Begin The input
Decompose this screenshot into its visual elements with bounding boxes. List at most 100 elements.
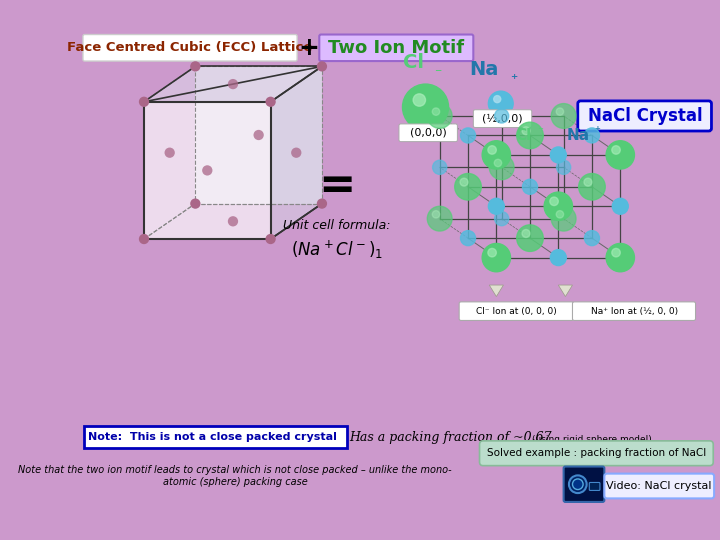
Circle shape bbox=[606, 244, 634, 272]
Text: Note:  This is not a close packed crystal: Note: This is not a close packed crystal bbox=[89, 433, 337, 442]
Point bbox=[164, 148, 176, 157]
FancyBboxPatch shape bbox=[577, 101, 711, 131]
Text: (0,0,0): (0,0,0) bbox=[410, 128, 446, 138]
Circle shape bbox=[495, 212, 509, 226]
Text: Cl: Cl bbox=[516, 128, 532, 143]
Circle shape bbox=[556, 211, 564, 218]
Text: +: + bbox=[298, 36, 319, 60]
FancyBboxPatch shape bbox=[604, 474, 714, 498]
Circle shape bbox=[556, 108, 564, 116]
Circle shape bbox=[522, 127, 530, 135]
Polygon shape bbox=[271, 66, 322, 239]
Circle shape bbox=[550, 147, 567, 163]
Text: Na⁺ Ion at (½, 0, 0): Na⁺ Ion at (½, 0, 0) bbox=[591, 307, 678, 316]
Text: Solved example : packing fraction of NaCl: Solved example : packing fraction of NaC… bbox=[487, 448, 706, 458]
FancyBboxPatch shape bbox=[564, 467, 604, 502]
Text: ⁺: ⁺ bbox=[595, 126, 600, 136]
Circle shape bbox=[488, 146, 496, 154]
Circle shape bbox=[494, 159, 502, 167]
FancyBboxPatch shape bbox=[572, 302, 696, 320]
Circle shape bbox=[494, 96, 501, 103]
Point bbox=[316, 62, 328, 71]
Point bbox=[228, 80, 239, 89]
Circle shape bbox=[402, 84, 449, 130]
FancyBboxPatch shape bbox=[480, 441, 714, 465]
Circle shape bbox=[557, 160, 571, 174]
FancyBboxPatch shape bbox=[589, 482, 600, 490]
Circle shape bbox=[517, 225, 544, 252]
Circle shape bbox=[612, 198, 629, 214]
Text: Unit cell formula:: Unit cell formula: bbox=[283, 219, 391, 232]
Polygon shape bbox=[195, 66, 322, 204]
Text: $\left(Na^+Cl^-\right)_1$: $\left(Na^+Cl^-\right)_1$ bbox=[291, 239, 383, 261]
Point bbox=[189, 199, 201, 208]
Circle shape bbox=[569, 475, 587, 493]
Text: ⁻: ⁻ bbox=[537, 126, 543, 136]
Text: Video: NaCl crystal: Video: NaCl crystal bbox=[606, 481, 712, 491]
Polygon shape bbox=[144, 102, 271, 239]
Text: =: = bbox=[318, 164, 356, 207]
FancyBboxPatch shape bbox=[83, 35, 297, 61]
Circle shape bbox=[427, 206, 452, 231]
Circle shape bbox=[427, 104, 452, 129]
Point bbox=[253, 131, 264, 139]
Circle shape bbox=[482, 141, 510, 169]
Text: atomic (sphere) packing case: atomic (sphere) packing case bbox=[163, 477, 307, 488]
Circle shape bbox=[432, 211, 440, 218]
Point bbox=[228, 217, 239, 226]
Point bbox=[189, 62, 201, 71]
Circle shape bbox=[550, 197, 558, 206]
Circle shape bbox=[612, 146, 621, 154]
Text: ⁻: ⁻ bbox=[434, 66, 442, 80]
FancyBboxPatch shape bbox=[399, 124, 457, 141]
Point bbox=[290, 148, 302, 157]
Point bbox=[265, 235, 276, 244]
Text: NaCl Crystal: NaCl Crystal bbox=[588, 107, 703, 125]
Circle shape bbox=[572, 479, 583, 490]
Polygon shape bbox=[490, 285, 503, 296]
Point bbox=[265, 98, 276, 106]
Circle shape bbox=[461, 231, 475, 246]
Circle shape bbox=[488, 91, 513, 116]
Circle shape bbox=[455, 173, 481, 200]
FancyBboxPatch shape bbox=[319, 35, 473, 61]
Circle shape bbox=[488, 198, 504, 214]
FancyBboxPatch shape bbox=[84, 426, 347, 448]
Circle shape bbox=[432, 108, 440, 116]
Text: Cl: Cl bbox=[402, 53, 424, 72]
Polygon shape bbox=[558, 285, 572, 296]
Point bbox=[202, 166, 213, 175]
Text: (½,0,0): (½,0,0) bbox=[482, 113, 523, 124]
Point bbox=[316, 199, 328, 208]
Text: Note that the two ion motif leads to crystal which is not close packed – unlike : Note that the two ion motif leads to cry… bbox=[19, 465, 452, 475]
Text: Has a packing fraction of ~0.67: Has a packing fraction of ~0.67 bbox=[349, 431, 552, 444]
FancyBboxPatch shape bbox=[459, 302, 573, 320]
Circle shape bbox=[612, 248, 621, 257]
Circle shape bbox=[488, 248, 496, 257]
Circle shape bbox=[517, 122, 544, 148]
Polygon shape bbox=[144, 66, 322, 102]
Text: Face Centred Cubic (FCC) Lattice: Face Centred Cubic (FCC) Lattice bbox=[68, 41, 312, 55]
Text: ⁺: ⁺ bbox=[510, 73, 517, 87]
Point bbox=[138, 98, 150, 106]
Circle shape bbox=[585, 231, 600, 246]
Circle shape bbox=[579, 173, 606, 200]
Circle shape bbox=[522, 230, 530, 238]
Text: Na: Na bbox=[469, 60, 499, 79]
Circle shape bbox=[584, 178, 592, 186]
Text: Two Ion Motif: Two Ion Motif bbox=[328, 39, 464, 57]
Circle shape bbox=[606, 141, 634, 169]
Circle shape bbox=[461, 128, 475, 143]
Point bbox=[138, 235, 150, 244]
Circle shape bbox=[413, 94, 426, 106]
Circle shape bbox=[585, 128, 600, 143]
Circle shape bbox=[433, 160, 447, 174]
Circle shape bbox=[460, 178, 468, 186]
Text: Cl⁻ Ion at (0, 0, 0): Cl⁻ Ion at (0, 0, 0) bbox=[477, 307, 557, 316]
End The input
- _Work to complete_:
Rewrite the entries above with every instance of "Circle shape" renamed to "Round shape", keeping everything else the same. Omit the pictures from your answer.

- _Final result_:
Decompose this screenshot into its visual elements with bounding boxes. List at most 100 elements.
Round shape bbox=[606, 244, 634, 272]
Text: Note:  This is not a close packed crystal: Note: This is not a close packed crystal bbox=[89, 433, 337, 442]
Point bbox=[164, 148, 176, 157]
FancyBboxPatch shape bbox=[577, 101, 711, 131]
Text: (0,0,0): (0,0,0) bbox=[410, 128, 446, 138]
Round shape bbox=[495, 212, 509, 226]
Text: Cl: Cl bbox=[516, 128, 532, 143]
Round shape bbox=[556, 211, 564, 218]
Text: +: + bbox=[298, 36, 319, 60]
FancyBboxPatch shape bbox=[604, 474, 714, 498]
Round shape bbox=[556, 108, 564, 116]
Round shape bbox=[522, 127, 530, 135]
Polygon shape bbox=[271, 66, 322, 239]
Round shape bbox=[550, 147, 567, 163]
Text: Na⁺ Ion at (½, 0, 0): Na⁺ Ion at (½, 0, 0) bbox=[591, 307, 678, 316]
Text: Solved example : packing fraction of NaCl: Solved example : packing fraction of NaC… bbox=[487, 448, 706, 458]
FancyBboxPatch shape bbox=[564, 467, 604, 502]
Text: ⁺: ⁺ bbox=[595, 126, 600, 136]
Round shape bbox=[488, 146, 496, 154]
Round shape bbox=[494, 159, 502, 167]
FancyBboxPatch shape bbox=[572, 302, 696, 320]
Round shape bbox=[494, 96, 501, 103]
Point bbox=[316, 62, 328, 71]
Point bbox=[228, 80, 239, 89]
Round shape bbox=[402, 84, 449, 130]
FancyBboxPatch shape bbox=[480, 441, 714, 465]
Round shape bbox=[557, 160, 571, 174]
FancyBboxPatch shape bbox=[589, 482, 600, 490]
Round shape bbox=[517, 225, 544, 252]
Round shape bbox=[612, 198, 629, 214]
Text: Unit cell formula:: Unit cell formula: bbox=[283, 219, 391, 232]
Polygon shape bbox=[195, 66, 322, 204]
Text: $\left(Na^+Cl^-\right)_1$: $\left(Na^+Cl^-\right)_1$ bbox=[291, 239, 383, 261]
Point bbox=[189, 199, 201, 208]
Round shape bbox=[569, 475, 587, 493]
Text: ⁻: ⁻ bbox=[537, 126, 543, 136]
Text: Video: NaCl crystal: Video: NaCl crystal bbox=[606, 481, 712, 491]
Polygon shape bbox=[144, 102, 271, 239]
Text: =: = bbox=[318, 164, 356, 207]
FancyBboxPatch shape bbox=[83, 35, 297, 61]
Round shape bbox=[427, 206, 452, 231]
Round shape bbox=[427, 104, 452, 129]
Point bbox=[253, 131, 264, 139]
Round shape bbox=[482, 141, 510, 169]
Text: atomic (sphere) packing case: atomic (sphere) packing case bbox=[163, 477, 307, 488]
Round shape bbox=[432, 211, 440, 218]
Point bbox=[228, 217, 239, 226]
Point bbox=[189, 62, 201, 71]
Round shape bbox=[550, 197, 558, 206]
Round shape bbox=[612, 146, 621, 154]
Text: ⁻: ⁻ bbox=[434, 66, 442, 80]
FancyBboxPatch shape bbox=[399, 124, 457, 141]
Point bbox=[290, 148, 302, 157]
Point bbox=[265, 235, 276, 244]
Text: NaCl Crystal: NaCl Crystal bbox=[588, 107, 703, 125]
Round shape bbox=[572, 479, 583, 490]
Polygon shape bbox=[490, 285, 503, 296]
Point bbox=[265, 98, 276, 106]
Round shape bbox=[461, 231, 475, 246]
Round shape bbox=[488, 91, 513, 116]
Round shape bbox=[455, 173, 481, 200]
FancyBboxPatch shape bbox=[319, 35, 473, 61]
Round shape bbox=[488, 198, 504, 214]
FancyBboxPatch shape bbox=[84, 426, 347, 448]
Round shape bbox=[432, 108, 440, 116]
Text: Cl: Cl bbox=[402, 53, 424, 72]
Polygon shape bbox=[558, 285, 572, 296]
Point bbox=[202, 166, 213, 175]
Text: (½,0,0): (½,0,0) bbox=[482, 113, 523, 124]
Point bbox=[316, 199, 328, 208]
Text: Note that the two ion motif leads to crystal which is not close packed – unlike : Note that the two ion motif leads to cry… bbox=[19, 465, 452, 475]
Text: Has a packing fraction of ~0.67: Has a packing fraction of ~0.67 bbox=[349, 431, 552, 444]
FancyBboxPatch shape bbox=[459, 302, 573, 320]
Round shape bbox=[612, 248, 621, 257]
Round shape bbox=[488, 248, 496, 257]
Round shape bbox=[517, 122, 544, 148]
Polygon shape bbox=[144, 66, 322, 102]
Text: Face Centred Cubic (FCC) Lattice: Face Centred Cubic (FCC) Lattice bbox=[68, 41, 312, 55]
Text: ⁺: ⁺ bbox=[510, 73, 517, 87]
Point bbox=[138, 98, 150, 106]
Round shape bbox=[585, 231, 600, 246]
Round shape bbox=[579, 173, 606, 200]
Round shape bbox=[522, 230, 530, 238]
Text: Na: Na bbox=[469, 60, 499, 79]
Round shape bbox=[584, 178, 592, 186]
Text: Two Ion Motif: Two Ion Motif bbox=[328, 39, 464, 57]
Round shape bbox=[606, 141, 634, 169]
Round shape bbox=[461, 128, 475, 143]
Point bbox=[138, 235, 150, 244]
Round shape bbox=[413, 94, 426, 106]
Round shape bbox=[585, 128, 600, 143]
Round shape bbox=[433, 160, 447, 174]
Round shape bbox=[460, 178, 468, 186]
Text: Cl⁻ Ion at (0, 0, 0): Cl⁻ Ion at (0, 0, 0) bbox=[477, 307, 557, 316]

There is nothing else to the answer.